#### [과제 설명]
레코드에서 "- log-name: driver-log4j-active.log: [101, 275, 235, 291]" 문구가 있는 줄부터 "- log-name: executor-stdout: [101, 481, 198, 497]" 문구가 있는 줄까지 양 끝 줄을 포함해 한 글자도 바꾸지 말고 옮겨 적으세요.

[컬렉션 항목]
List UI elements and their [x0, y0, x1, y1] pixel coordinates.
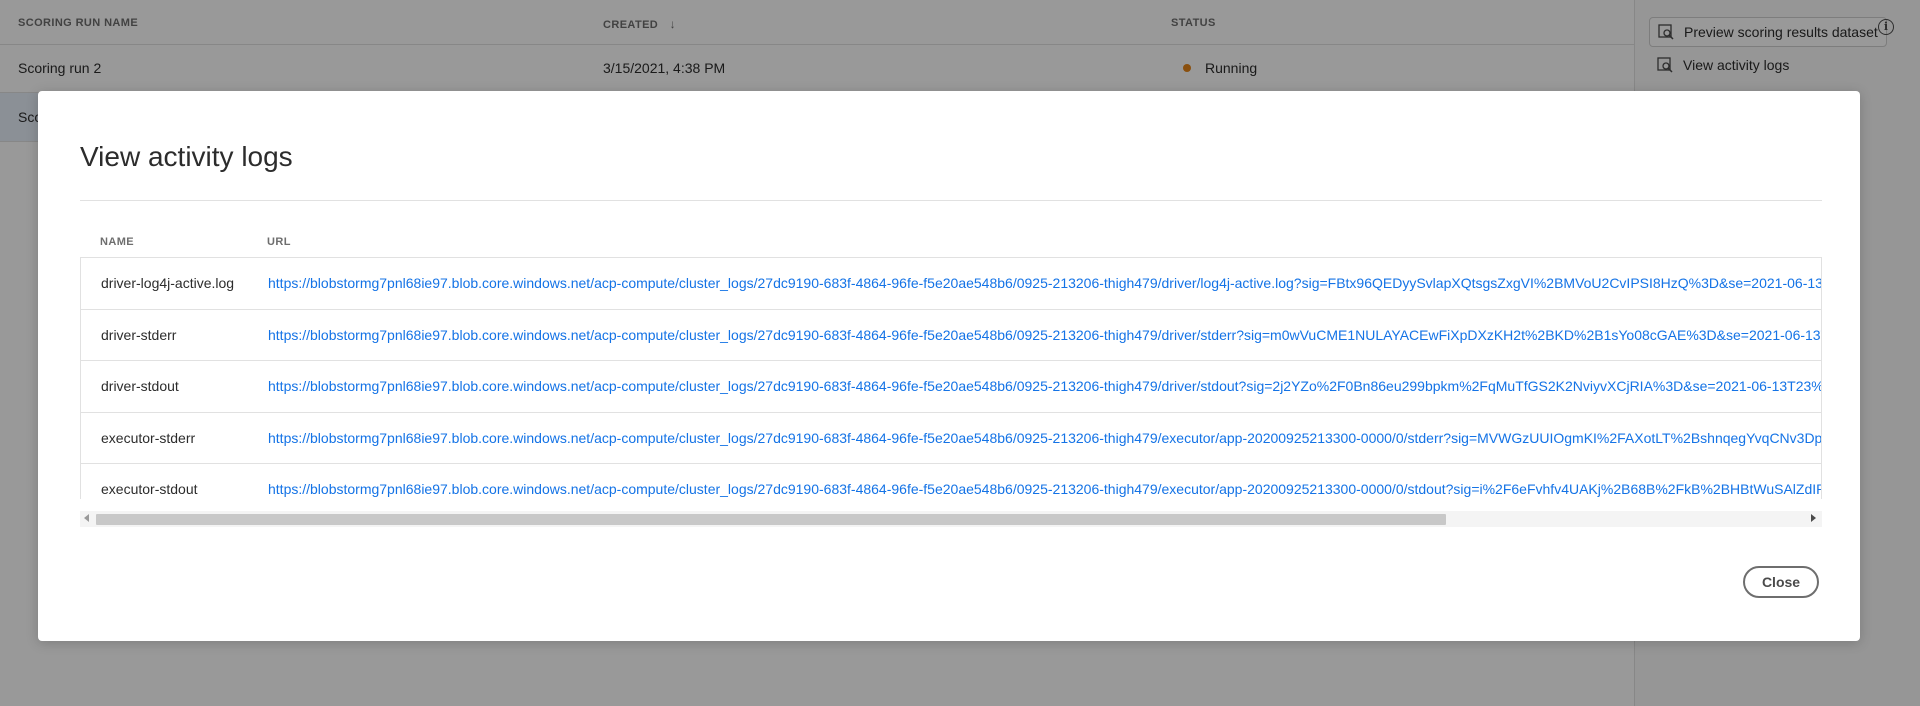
- log-name: driver-log4j-active.log: [101, 275, 235, 291]
- log-url-link[interactable]: https://blobstormg7pnl68ie97.blob.core.w…: [268, 327, 1821, 343]
- log-name: executor-stdout: [101, 481, 198, 497]
- table-row: driver-stderr https://blobstormg7pnl68ie…: [81, 310, 1821, 361]
- logs-table: NAME URL driver-log4j-active.log https:/…: [80, 221, 1822, 499]
- scrollbar-thumb[interactable]: [96, 514, 1446, 525]
- log-url-link[interactable]: https://blobstormg7pnl68ie97.blob.core.w…: [268, 430, 1821, 446]
- column-header-url: URL: [267, 236, 291, 248]
- logs-table-body: driver-log4j-active.log https://blobstor…: [80, 257, 1822, 499]
- log-name: driver-stderr: [101, 326, 177, 343]
- activity-logs-dialog: View activity logs NAME URL driver-log4j…: [38, 91, 1860, 641]
- log-url-link[interactable]: https://blobstormg7pnl68ie97.blob.core.w…: [268, 378, 1821, 394]
- scroll-right-icon[interactable]: [1811, 514, 1816, 522]
- horizontal-scrollbar[interactable]: [80, 511, 1822, 527]
- log-url-link[interactable]: https://blobstormg7pnl68ie97.blob.core.w…: [268, 275, 1821, 291]
- log-name: driver-stdout: [101, 378, 179, 394]
- table-row: executor-stderr https://blobstormg7pnl68…: [81, 413, 1821, 464]
- dialog-title: View activity logs: [80, 141, 293, 172]
- log-name: executor-stderr: [101, 429, 196, 446]
- table-row: driver-stdout https://blobstormg7pnl68ie…: [81, 361, 1821, 413]
- scroll-left-icon[interactable]: [84, 514, 89, 522]
- log-url-link[interactable]: https://blobstormg7pnl68ie97.blob.core.w…: [268, 481, 1821, 497]
- table-row: executor-stdout https://blobstormg7pnl68…: [81, 464, 1821, 499]
- column-header-name: NAME: [100, 236, 134, 248]
- dialog-divider: [80, 200, 1822, 201]
- close-button[interactable]: Close: [1743, 566, 1819, 598]
- logs-table-header: NAME URL: [80, 221, 1822, 257]
- table-row: driver-log4j-active.log https://blobstor…: [81, 258, 1821, 310]
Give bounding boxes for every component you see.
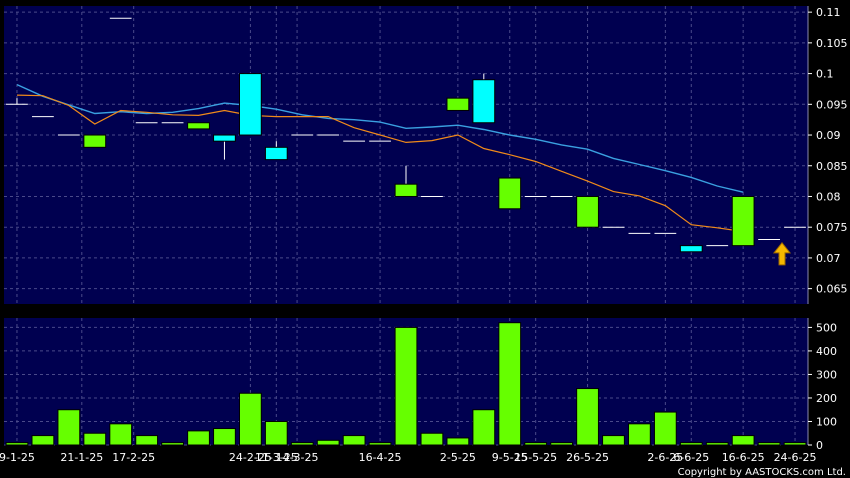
price-tick-label: 0.095 <box>816 98 848 111</box>
price-tick-label: 0.08 <box>816 190 841 203</box>
volume-tick-label: 0 <box>816 439 823 452</box>
candle-body <box>83 134 107 148</box>
volume-bar <box>83 432 107 446</box>
volume-bar <box>316 439 340 446</box>
volume-bar <box>342 435 366 446</box>
date-tick-label: 17-2-25 <box>112 451 155 464</box>
volume-bar <box>213 428 236 446</box>
date-tick-label: 26-5-25 <box>566 451 609 464</box>
volume-bar <box>5 442 29 446</box>
price-tick-label: 0.075 <box>816 221 848 234</box>
candle-body <box>238 73 262 136</box>
copyright-text: Copyright by AASTOCKS.com Ltd. <box>678 467 846 478</box>
date-tick-label: 21-1-25 <box>60 451 103 464</box>
volume-bar <box>135 435 159 446</box>
volume-bar <box>446 437 470 446</box>
date-tick-label: 6-6-25 <box>673 451 709 464</box>
volume-tick-label: 400 <box>816 345 837 358</box>
volume-bar <box>290 442 314 446</box>
candle-body <box>576 195 599 228</box>
volume-bar <box>679 442 703 446</box>
volume-bar <box>187 430 210 446</box>
volume-bar <box>264 420 288 446</box>
volume-bar <box>705 442 729 446</box>
volume-bar <box>498 322 522 446</box>
price-tick-label: 0.105 <box>816 37 848 50</box>
volume-bar <box>576 388 599 446</box>
date-tick-label: 14-3-25 <box>276 451 319 464</box>
volume-tick-label: 200 <box>816 392 837 405</box>
date-tick-label: 24-6-25 <box>774 451 817 464</box>
volume-bar <box>368 442 392 446</box>
volume-bar <box>109 423 133 446</box>
candle-body <box>213 134 236 142</box>
candle-body <box>472 79 496 124</box>
date-tick-label: 16-6-25 <box>722 451 765 464</box>
candle-body <box>679 245 703 253</box>
date-tick-label: 9-1-25 <box>0 451 35 464</box>
volume-bar <box>602 435 625 446</box>
volume-bar <box>161 442 184 446</box>
volume-bar <box>731 435 755 446</box>
date-tick-label: 16-4-25 <box>359 451 402 464</box>
price-tick-label: 0.085 <box>816 160 848 173</box>
volume-bar <box>783 442 807 446</box>
volume-tick-label: 300 <box>816 368 837 381</box>
volume-bar <box>628 423 651 446</box>
date-tick-label: 2-5-25 <box>440 451 476 464</box>
volume-bar <box>31 435 55 446</box>
volume-bar <box>238 392 262 446</box>
volume-bar <box>757 442 781 446</box>
price-tick-label: 0.07 <box>816 252 841 265</box>
volume-bar <box>57 409 81 446</box>
price-tick-label: 0.11 <box>816 6 841 19</box>
volume-bar <box>524 442 548 446</box>
volume-bar <box>394 326 418 446</box>
price-tick-label: 0.1 <box>816 68 834 81</box>
candle-body <box>187 122 210 130</box>
candle-body <box>264 146 288 161</box>
price-tick-label: 0.09 <box>816 129 841 142</box>
candle-body <box>731 195 755 247</box>
date-tick-label: 15-5-25 <box>514 451 557 464</box>
price-panel <box>4 6 808 304</box>
volume-bar <box>653 411 677 446</box>
volume-bar <box>472 409 496 446</box>
volume-bar <box>550 442 574 446</box>
stock-chart: 0.065 0.07 0.075 0.08 0.085 0.09 0.095 0.1 0.105… <box>0 0 850 478</box>
volume-tick-label: 100 <box>816 415 837 428</box>
volume-bar <box>420 432 444 446</box>
volume-tick-label: 500 <box>816 321 837 334</box>
candle-body <box>446 97 470 111</box>
price-tick-label: 0.065 <box>816 283 848 296</box>
candle-body <box>394 183 418 197</box>
candle-body <box>498 177 522 210</box>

#### [과제 풀이]
- log-name: driver-log4j-active.log: [101, 275, 235, 291]
- log-url-link[interactable]: https://blobstormg7pnl68ie97.blob.core.w…: [268, 327, 1821, 343]
- log-name: executor-stdout: [101, 481, 198, 497]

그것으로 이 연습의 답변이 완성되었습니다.